## [Task goal]
Filter the listing and keep only the lines with the word "Джону".

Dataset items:
[start]
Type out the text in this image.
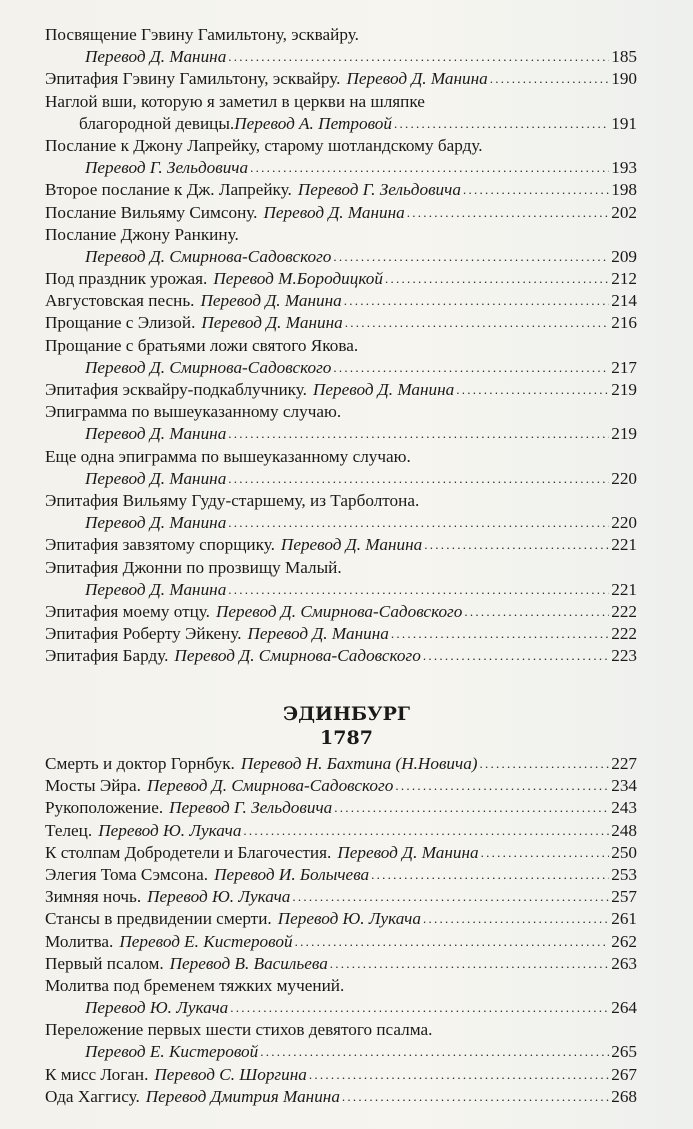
Посвящение Гэвину Гамильтону, эсквайру.
Перевод Д. Манина . . .	185
Эпитафия Гэвину Гамильтону, эсквайру. Перевод Д. Манина . . .	190
Наглой вши, которую я заметил в церкви на шляпке
благородной девицы. Перевод А. Петровой . . .	191
Послание к Джону Лапрейку, старому шотландскому барду.
Перевод Г. Зельдовича . . .	193
Второе послание к Дж. Лапрейку. Перевод Г. Зельдовича . . .	198
Послание Вильяму Симсону. Перевод Д. Манина . . .	202
Послание Джону Ранкину.
Перевод Д. Смирнова-Садовского . . .	209
Под праздник урожая. Перевод М.Бородицкой . . .	212
Августовская песнь. Перевод Д. Манина . . .	214
Прощание с Элизой. Перевод Д. Манина . . .	216
Прощание с братьями ложи святого Якова.
Перевод Д. Смирнова-Садовского . . .	217
Эпитафия эсквайру-подкаблучнику. Перевод Д. Манина . . .	219
Эпиграмма по вышеуказанному случаю.
Перевод Д. Манина . . .	219
Еще одна эпиграмма по вышеуказанному случаю.
Перевод Д. Манина . . .	220
Эпитафия Вильяму Гуду-старшему, из Тарболтона.
Перевод Д. Манина . . .	220
Эпитафия завзятому спорщику. Перевод Д. Манина . . .	221
Эпитафия Джонни по прозвищу Малый.
Перевод Д. Манина . . .	221
Эпитафия моему отцу. Перевод Д. Смирнова-Садовского . . .	222
Эпитафия Роберту Эйкену. Перевод Д. Манина . . .	222
Эпитафия Барду. Перевод Д. Смирнова-Садовского . . .	223
ЭДИНБУРГ
1787
Смерть и доктор Горнбук. Перевод Н. Бахтина (Н.Новича) . . .	227
Мосты Эйра. Перевод Д. Смирнова-Садовского . . .	234
Рукоположение. Перевод Г. Зельдовича . . .	243
Телец. Перевод Ю. Лукача . . .	248
К столпам Добродетели и Благочестия. Перевод Д. Манина . . .	250
Элегия Тома Сэмсона. Перевод И. Болычева . . .	253
Зимняя ночь. Перевод Ю. Лукача . . .	257
Стансы в предвидении смерти. Перевод Ю. Лукача . . .	261
Молитва. Перевод Е. Кистеровой . . .	262
Первый псалом. Перевод В. Васильева . . .	263
Молитва под бременем тяжких мучений.
Перевод Ю. Лукача . . .	264
Переложение первых шести стихов девятого псалма.
Перевод Е. Кистеровой . . .	265
К мисс Логан. Перевод С. Шоргина . . .	267
Ода Хаггису. Перевод Дмитрия Манина . . .	268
[end]
## [Response to the exercise]
Послание к Джону Лапрейку, старому шотландскому барду.
Послание Джону Ранкину.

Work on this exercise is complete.